Here are some records; return them all exactly.

** Begin Input records **

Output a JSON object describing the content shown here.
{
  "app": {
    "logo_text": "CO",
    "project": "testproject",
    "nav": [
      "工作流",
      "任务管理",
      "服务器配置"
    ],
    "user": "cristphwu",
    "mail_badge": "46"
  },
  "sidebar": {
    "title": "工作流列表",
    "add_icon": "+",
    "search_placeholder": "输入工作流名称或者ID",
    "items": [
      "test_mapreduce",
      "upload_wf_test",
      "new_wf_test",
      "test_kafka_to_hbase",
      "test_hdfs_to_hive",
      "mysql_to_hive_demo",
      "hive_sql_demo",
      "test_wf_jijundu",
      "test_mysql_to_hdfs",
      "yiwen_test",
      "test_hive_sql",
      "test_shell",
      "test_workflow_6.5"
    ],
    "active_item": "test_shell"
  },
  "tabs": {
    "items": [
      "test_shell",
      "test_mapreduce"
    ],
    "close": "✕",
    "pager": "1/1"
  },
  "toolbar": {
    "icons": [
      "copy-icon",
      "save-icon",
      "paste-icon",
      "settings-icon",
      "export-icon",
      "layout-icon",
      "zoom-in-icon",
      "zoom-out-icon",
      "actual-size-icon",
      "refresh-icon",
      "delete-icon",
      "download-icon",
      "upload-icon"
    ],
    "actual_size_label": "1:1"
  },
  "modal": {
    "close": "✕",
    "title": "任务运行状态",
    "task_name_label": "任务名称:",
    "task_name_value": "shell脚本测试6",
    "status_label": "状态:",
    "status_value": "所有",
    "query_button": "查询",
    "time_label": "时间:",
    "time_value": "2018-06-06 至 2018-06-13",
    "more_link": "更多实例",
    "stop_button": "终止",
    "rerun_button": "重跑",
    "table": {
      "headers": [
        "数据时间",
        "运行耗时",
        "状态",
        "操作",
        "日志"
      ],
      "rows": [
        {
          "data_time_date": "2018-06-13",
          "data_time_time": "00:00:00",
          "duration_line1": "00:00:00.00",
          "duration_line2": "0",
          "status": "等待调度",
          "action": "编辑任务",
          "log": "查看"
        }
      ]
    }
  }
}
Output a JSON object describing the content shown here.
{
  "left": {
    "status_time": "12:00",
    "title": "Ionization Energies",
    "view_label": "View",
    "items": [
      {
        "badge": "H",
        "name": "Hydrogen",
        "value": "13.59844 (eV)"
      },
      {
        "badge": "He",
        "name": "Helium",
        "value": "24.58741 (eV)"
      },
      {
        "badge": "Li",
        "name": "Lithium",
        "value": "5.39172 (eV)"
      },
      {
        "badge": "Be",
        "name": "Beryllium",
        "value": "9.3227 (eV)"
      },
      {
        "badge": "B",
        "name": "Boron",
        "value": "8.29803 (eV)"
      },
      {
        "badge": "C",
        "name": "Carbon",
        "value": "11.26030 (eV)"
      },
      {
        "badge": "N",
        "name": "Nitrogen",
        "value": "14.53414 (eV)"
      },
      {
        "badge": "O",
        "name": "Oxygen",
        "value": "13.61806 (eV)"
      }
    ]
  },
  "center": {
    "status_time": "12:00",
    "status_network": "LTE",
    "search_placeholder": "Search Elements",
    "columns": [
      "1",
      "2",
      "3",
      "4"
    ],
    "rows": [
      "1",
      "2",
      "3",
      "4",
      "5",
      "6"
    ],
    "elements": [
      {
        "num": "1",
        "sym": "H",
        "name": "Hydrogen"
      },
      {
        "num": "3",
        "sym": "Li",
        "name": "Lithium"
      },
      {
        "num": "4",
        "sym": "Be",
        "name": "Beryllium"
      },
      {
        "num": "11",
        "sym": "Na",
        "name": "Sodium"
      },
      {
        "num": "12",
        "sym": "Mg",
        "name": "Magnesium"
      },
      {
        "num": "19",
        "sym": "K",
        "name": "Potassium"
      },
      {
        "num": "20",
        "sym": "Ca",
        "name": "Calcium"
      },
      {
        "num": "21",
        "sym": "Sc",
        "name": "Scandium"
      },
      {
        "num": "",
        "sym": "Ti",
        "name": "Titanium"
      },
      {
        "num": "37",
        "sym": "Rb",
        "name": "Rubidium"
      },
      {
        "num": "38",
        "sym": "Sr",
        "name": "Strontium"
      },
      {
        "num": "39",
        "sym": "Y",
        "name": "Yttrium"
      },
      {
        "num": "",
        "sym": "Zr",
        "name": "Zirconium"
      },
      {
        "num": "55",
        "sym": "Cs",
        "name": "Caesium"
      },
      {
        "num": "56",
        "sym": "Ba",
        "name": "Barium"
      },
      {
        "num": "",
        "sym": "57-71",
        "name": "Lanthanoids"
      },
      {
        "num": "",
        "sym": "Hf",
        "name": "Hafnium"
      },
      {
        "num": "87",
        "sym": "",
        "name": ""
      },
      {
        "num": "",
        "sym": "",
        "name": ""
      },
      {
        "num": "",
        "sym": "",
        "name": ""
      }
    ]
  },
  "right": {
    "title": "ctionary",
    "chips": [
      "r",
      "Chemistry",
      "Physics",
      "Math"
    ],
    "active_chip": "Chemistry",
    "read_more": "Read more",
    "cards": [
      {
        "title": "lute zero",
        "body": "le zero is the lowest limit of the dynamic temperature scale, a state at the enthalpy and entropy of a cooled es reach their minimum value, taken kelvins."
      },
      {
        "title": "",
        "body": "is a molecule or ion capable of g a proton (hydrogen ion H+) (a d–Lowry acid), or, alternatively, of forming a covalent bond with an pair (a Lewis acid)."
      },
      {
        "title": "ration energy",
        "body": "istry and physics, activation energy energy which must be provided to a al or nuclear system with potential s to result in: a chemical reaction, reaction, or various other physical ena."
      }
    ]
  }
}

** End Input records **

→ **Response to the task**
Output a JSON object describing the content shown here.
{
  "app": {
    "logo_text": "CO",
    "project": "testproject",
    "nav": [
      "工作流",
      "任务管理",
      "服务器配置"
    ],
    "user": "cristphwu",
    "mail_badge": "46"
  },
  "sidebar": {
    "title": "工作流列表",
    "add_icon": "+",
    "search_placeholder": "输入工作流名称或者ID",
    "items": [
      "test_mapreduce",
      "upload_wf_test",
      "new_wf_test",
      "test_kafka_to_hbase",
      "test_hdfs_to_hive",
      "mysql_to_hive_demo",
      "hive_sql_demo",
      "test_wf_jijundu",
      "test_mysql_to_hdfs",
      "yiwen_test",
      "test_hive_sql",
      "test_shell",
      "test_workflow_6.5"
    ],
    "active_item": "test_shell"
  },
  "tabs": {
    "items": [
      "test_shell",
      "test_mapreduce"
    ],
    "close": "✕",
    "pager": "1/1"
  },
  "toolbar": {
    "icons": [
      "copy-icon",
      "save-icon",
      "paste-icon",
      "settings-icon",
      "export-icon",
      "layout-icon",
      "zoom-in-icon",
      "zoom-out-icon",
      "actual-size-icon",
      "refresh-icon",
      "delete-icon",
      "download-icon",
      "upload-icon"
    ],
    "actual_size_label": "1:1"
  },
  "modal": {
    "close": "✕",
    "title": "任务运行状态",
    "task_name_label": "任务名称:",
    "task_name_value": "shell脚本测试6",
    "status_label": "状态:",
    "status_value": "所有",
    "query_button": "查询",
    "time_label": "时间:",
    "time_value": "2018-06-06 至 2018-06-13",
    "more_link": "更多实例",
    "stop_button": "终止",
    "rerun_button": "重跑",
    "table": {
      "headers": [
        "数据时间",
        "运行耗时",
        "状态",
        "操作",
        "日志"
      ],
      "rows": [
        {
          "data_time_date": "2018-06-13",
          "data_time_time": "00:00:00",
          "duration_line1": "00:00:00.00",
          "duration_line2": "0",
          "status": "等待调度",
          "action": "编辑任务",
          "log": "查看"
        }
      ]
    }
  }
}
Output a JSON object describing the content shown here.
{
  "left": {
    "status_time": "12:00",
    "title": "Ionization Energies",
    "view_label": "View",
    "items": [
      {
        "badge": "H",
        "name": "Hydrogen",
        "value": "13.59844 (eV)"
      },
      {
        "badge": "He",
        "name": "Helium",
        "value": "24.58741 (eV)"
      },
      {
        "badge": "Li",
        "name": "Lithium",
        "value": "5.39172 (eV)"
      },
      {
        "badge": "Be",
        "name": "Beryllium",
        "value": "9.3227 (eV)"
      },
      {
        "badge": "B",
        "name": "Boron",
        "value": "8.29803 (eV)"
      },
      {
        "badge": "C",
        "name": "Carbon",
        "value": "11.26030 (eV)"
      },
      {
        "badge": "N",
        "name": "Nitrogen",
        "value": "14.53414 (eV)"
      },
      {
        "badge": "O",
        "name": "Oxygen",
        "value": "13.61806 (eV)"
      }
    ]
  },
  "center": {
    "status_time": "12:00",
    "status_network": "LTE",
    "search_placeholder": "Search Elements",
    "columns": [
      "1",
      "2",
      "3",
      "4"
    ],
    "rows": [
      "1",
      "2",
      "3",
      "4",
      "5",
      "6"
    ],
    "elements": [
      {
        "num": "1",
        "sym": "H",
        "name": "Hydrogen"
      },
      {
        "num": "3",
        "sym": "Li",
        "name": "Lithium"
      },
      {
        "num": "4",
        "sym": "Be",
        "name": "Beryllium"
      },
      {
        "num": "11",
        "sym": "Na",
        "name": "Sodium"
      },
      {
        "num": "12",
        "sym": "Mg",
        "name": "Magnesium"
      },
      {
        "num": "19",
        "sym": "K",
        "name": "Potassium"
      },
      {
        "num": "20",
        "sym": "Ca",
        "name": "Calcium"
      },
      {
        "num": "21",
        "sym": "Sc",
        "name": "Scandium"
      },
      {
        "num": "",
        "sym": "Ti",
        "name": "Titanium"
      },
      {
        "num": "37",
        "sym": "Rb",
        "name": "Rubidium"
      },
      {
        "num": "38",
        "sym": "Sr",
        "name": "Strontium"
      },
      {
        "num": "39",
        "sym": "Y",
        "name": "Yttrium"
      },
      {
        "num": "",
        "sym": "Zr",
        "name": "Zirconium"
      },
      {
        "num": "55",
        "sym": "Cs",
        "name": "Caesium"
      },
      {
        "num": "56",
        "sym": "Ba",
        "name": "Barium"
      },
      {
        "num": "",
        "sym": "57-71",
        "name": "Lanthanoids"
      },
      {
        "num": "",
        "sym": "Hf",
        "name": "Hafnium"
      },
      {
        "num": "87",
        "sym": "",
        "name": ""
      },
      {
        "num": "",
        "sym": "",
        "name": ""
      },
      {
        "num": "",
        "sym": "",
        "name": ""
      }
    ]
  },
  "right": {
    "title": "ctionary",
    "chips": [
      "r",
      "Chemistry",
      "Physics",
      "Math"
    ],
    "active_chip": "Chemistry",
    "read_more": "Read more",
    "cards": [
      {
        "title": "lute zero",
        "body": "le zero is the lowest limit of the dynamic temperature scale, a state at the enthalpy and entropy of a cooled es reach their minimum value, taken kelvins."
      },
      {
        "title": "",
        "body": "is a molecule or ion capable of g a proton (hydrogen ion H+) (a d–Lowry acid), or, alternatively, of forming a covalent bond with an pair (a Lewis acid)."
      },
      {
        "title": "ration energy",
        "body": "istry and physics, activation energy energy which must be provided to a al or nuclear system with potential s to result in: a chemical reaction, reaction, or various other physical ena."
      }
    ]
  }
}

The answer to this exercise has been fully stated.